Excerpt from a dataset
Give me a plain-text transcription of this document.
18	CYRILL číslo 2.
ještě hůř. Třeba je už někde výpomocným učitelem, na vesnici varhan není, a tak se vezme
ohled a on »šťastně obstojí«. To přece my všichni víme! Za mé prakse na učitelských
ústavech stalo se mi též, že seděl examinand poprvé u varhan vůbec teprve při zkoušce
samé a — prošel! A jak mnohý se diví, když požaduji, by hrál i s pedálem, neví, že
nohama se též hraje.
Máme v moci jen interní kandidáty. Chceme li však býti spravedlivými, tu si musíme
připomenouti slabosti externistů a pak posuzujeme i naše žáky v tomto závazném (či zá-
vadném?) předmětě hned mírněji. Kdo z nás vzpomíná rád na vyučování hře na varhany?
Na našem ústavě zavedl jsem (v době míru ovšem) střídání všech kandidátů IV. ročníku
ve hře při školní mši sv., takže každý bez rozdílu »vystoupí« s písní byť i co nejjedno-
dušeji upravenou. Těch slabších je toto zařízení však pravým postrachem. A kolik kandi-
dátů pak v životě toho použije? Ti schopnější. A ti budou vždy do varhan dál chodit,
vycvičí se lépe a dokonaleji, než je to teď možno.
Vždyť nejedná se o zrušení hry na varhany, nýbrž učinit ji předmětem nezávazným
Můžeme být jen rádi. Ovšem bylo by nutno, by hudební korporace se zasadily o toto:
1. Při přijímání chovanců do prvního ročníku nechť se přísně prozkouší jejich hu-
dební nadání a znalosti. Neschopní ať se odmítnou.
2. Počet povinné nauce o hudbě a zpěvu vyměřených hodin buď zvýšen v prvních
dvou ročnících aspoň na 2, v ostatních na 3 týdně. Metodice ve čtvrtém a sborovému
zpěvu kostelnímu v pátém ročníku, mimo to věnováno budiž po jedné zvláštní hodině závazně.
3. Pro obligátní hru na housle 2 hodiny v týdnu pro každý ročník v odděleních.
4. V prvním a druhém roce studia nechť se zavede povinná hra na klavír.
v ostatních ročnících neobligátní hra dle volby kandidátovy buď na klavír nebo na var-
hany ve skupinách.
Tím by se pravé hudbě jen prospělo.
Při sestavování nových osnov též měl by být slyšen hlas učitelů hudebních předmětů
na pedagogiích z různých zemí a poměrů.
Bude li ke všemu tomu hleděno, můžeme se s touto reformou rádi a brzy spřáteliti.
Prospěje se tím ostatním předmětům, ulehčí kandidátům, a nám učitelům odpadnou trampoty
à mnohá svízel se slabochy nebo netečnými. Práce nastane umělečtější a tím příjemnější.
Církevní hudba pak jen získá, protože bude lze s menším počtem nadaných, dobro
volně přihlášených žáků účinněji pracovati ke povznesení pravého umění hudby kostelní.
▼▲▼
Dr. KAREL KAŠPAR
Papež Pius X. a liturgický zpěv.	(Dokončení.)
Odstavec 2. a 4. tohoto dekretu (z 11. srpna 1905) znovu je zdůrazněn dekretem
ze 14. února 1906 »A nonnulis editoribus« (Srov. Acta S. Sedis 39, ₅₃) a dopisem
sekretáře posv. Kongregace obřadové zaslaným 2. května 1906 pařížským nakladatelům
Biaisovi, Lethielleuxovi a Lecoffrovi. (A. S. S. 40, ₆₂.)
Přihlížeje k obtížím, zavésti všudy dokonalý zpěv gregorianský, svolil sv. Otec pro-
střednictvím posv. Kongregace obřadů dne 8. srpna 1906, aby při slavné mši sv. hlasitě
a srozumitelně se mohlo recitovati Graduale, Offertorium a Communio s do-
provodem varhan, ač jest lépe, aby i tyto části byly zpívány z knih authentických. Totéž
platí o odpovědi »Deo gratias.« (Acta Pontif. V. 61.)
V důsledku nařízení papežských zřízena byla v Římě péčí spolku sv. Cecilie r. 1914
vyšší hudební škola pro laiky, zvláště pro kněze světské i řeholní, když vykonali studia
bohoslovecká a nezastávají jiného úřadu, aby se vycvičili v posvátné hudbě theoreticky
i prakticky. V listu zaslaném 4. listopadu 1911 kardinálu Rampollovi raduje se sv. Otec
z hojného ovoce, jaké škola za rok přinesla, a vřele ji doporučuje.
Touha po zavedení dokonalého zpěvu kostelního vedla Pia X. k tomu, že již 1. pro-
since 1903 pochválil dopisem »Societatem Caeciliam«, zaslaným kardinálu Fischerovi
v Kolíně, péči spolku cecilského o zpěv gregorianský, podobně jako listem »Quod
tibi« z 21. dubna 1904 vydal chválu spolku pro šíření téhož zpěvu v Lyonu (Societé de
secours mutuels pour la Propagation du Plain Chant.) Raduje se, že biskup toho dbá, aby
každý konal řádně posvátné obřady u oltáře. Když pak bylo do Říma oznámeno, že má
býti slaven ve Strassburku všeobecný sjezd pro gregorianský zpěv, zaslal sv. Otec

**Description of the task:** Report the number of lines that contain "nebo", with no other words.

**Solution below:** 2